**REQUIRED TASK:**
In the entries below, count the lines holding "исследования". Reply with the number only.

**Items listed in a dataset:**
>>>
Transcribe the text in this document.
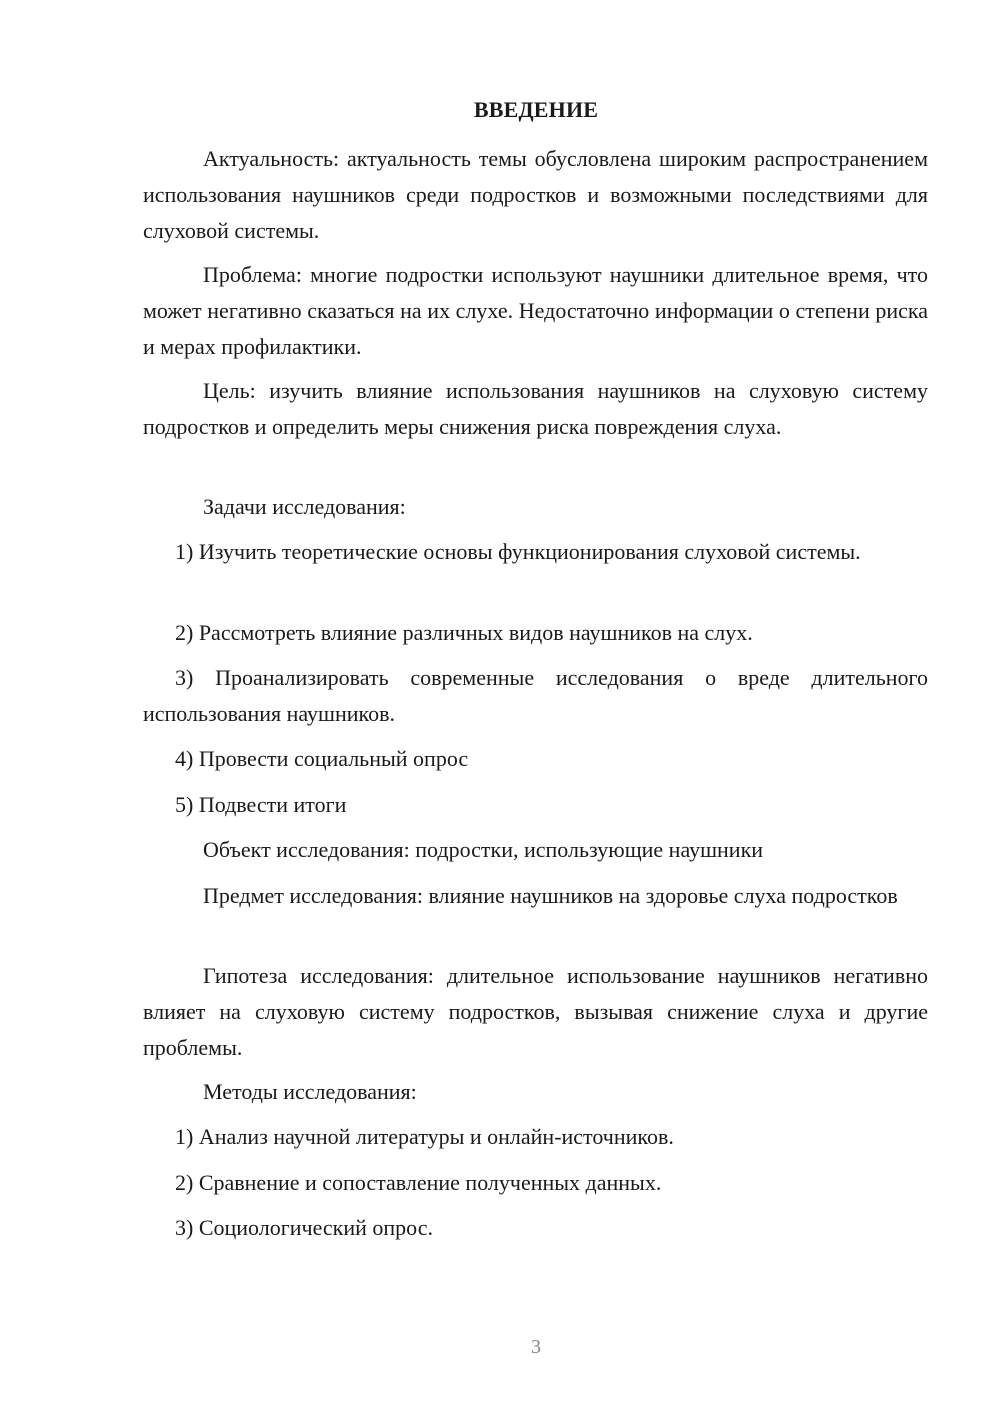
ВВЕДЕНИЕ

Актуальность: актуальность темы обусловлена широким распространением использования наушников среди подростков и возможными последствиями для слуховой системы.

Проблема: многие подростки используют наушники длительное время, что может негативно сказаться на их слухе. Недостаточно информации о степени риска и мерах профилактики.

Цель: изучить влияние использования наушников на слуховую систему подростков и определить меры снижения риска повреждения слуха.

Задачи исследования:

1) Изучить теоретические основы функционирования слуховой системы.

2) Рассмотреть влияние различных видов наушников на слух.

3) Проанализировать современные исследования о вреде длительного использования наушников.

4) Провести социальный опрос

5) Подвести итоги

Объект исследования: подростки, использующие наушники

Предмет исследования: влияние наушников на здоровье слуха подростков

Гипотеза исследования: длительное использование наушников негативно влияет на слуховую систему подростков, вызывая снижение слуха и другие проблемы.

Методы исследования:

1) Анализ научной литературы и онлайн-источников.

2) Сравнение и сопоставление полученных данных.

3) Социологический опрос.

3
<<<
**TASK OUTPUT:**
6